───── Dataset entries
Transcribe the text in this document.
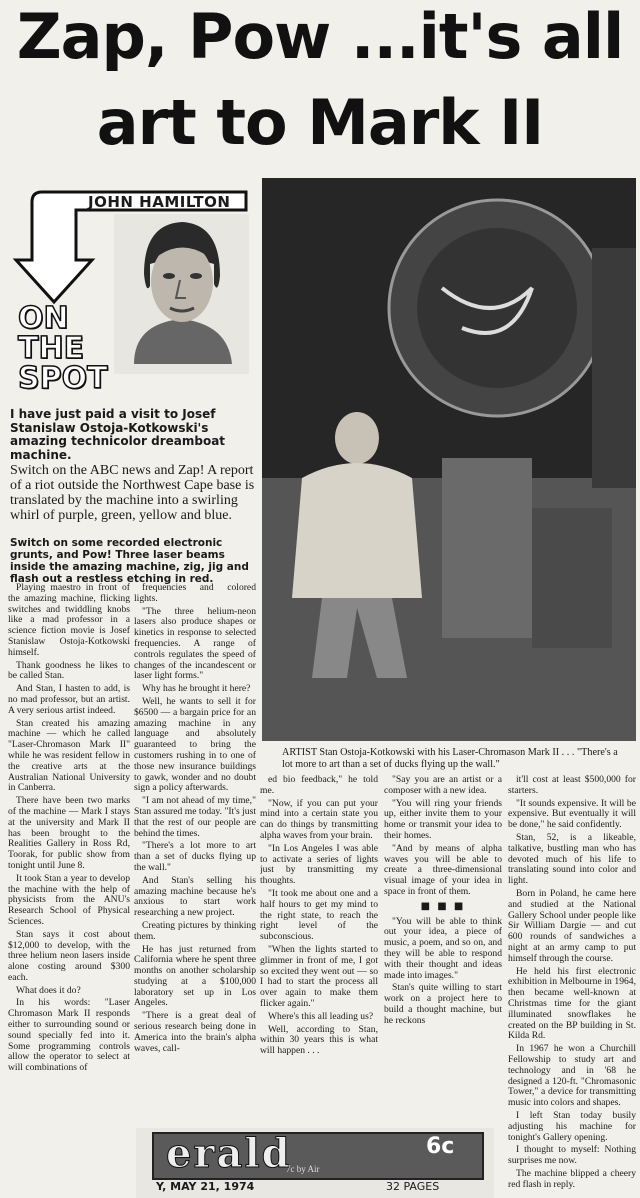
Zap, Pow ...it's all
art to Mark II
JOHN HAMILTON
ON
THE
SPOT
I have just paid a visit to Josef Stanislaw Ostoja-Kotkowski's amazing technicolor dreamboat machine.
Switch on the ABC news and Zap! A report of a riot outside the Northwest Cape base is translated by the machine into a swirling whirl of purple, green, yellow and blue.
Switch on some recorded electronic grunts, and Pow! Three laser beams inside the amazing machine, zig, jig and flash out a restless etching in red.
ARTIST Stan Ostoja-Kotkowski with his Laser-Chromason Mark II . . . "There's a lot more to art than a set of ducks flying up the wall."

Playing maestro in front of the amazing machine, flicking switches and twiddling knobs like a mad professor in a science fiction movie is Josef Stanislaw Ostoja-Kotkowski himself.

Thank goodness he likes to be called Stan.

And Stan, I hasten to add, is no mad professor, but an artist. A very serious artist indeed.

Stan created his amazing machine — which he called "Laser-Chromason Mark II" while he was resident fellow in the creative arts at the Australian National University in Canberra.

There have been two marks of the machine — Mark I stays at the university and Mark II has been brought to the Realities Gallery in Ross Rd, Toorak, for public show from tonight until June 8.

It took Stan a year to develop the machine with the help of physicists from the ANU's Research School of Physical Sciences.

Stan says it cost about $12,000 to develop, with the three helium neon lasers inside alone costing around $300 each.

What does it do?

In his words: "Laser Chromason Mark II responds either to surrounding sound or sound specially fed into it. Some programming controls allow the operator to select at will combinations of

frequencies and colored lights.

"The three helium-neon lasers also produce shapes or kinetics in response to selected frequencies. A range of controls regulates the speed of changes of the incandescent or laser light forms."

Why has he brought it here?

Well, he wants to sell it for $6500 — a bargain price for an amazing machine in any language and absolutely guaranteed to bring the customers rushing in to one of those new insurance buildings to gawk, wonder and no doubt sign a policy afterwards.

"I am not ahead of my time," Stan assured me today. "It's just that the rest of our people are behind the times.

"There's a lot more to art than a set of ducks flying up the wall."

And Stan's selling his amazing machine because he's anxious to start work researching a new project.

Creating pictures by thinking them.

He has just returned from California where he spent three months on another scholarship studying at a $100,000 laboratory set up in Los Angeles.

"There is a great deal of serious research being done in America into the brain's alpha waves, call-

ed bio feedback," he told me.

"Now, if you can put your mind into a certain state you can do things by transmitting alpha waves from your brain.

"In Los Angeles I was able to activate a series of lights just by transmitting my thoughts.

"It took me about one and a half hours to get my mind to the right state, to reach the right level of the subconscious.

"When the lights started to glimmer in front of me, I got so excited they went out — so I had to start the process all over again to make them flicker again."

Where's this all leading us?

Well, according to Stan, within 30 years this is what will happen . . .

"Say you are an artist or a composer with a new idea.

"You will ring your friends up, either invite them to your home or transmit your idea to their homes.

"And by means of alpha waves you will be able to create a three-dimensional visual image of your idea in space in front of them.

■ ■ ■

"You will be able to think out your idea, a piece of music, a poem, and so on, and they will be able to respond with their thought and ideas made into images."

Stan's quite willing to start work on a project here to build a thought machine, but he reckons

it'll cost at least $500,000 for starters.

"It sounds expensive. It will be expensive. But eventually it will be done," he said confidently.

Stan, 52, is a likeable, talkative, bustling man who has devoted much of his life to translating sound into color and light.

Born in Poland, he came here and studied at the National Gallery School under people like Sir William Dargie — and cut 600 rounds of sandwiches a night at an army camp to put himself through the course.

He held his first electronic exhibition in Melbourne in 1964, then became well-known at Christmas time for the giant illuminated snowflakes he created on the BP building in St. Kilda Rd.

In 1967 he won a Churchill Fellowship to study art and technology and in '68 he designed a 120-ft. "Chromasonic Tower," a device for transmitting music into colors and shapes.

I left Stan today busily adjusting his machine for tonight's Gallery opening.

I thought to myself: Nothing surprises me now.

The machine blipped a cheery red flash in reply.

erald	6c
7c by Air
Y, MAY 21, 1974	32 PAGES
──────────
*What is required*
Return each line in the records that holds the string "more".

*Result of this exercise*
ARTIST Stan Ostoja-Kotkowski with his Laser-Chromason Mark II . . . "There's a lot more to art than a set of ducks flying up the wall."
"There's a lot more to art than a set of ducks flying up the wall."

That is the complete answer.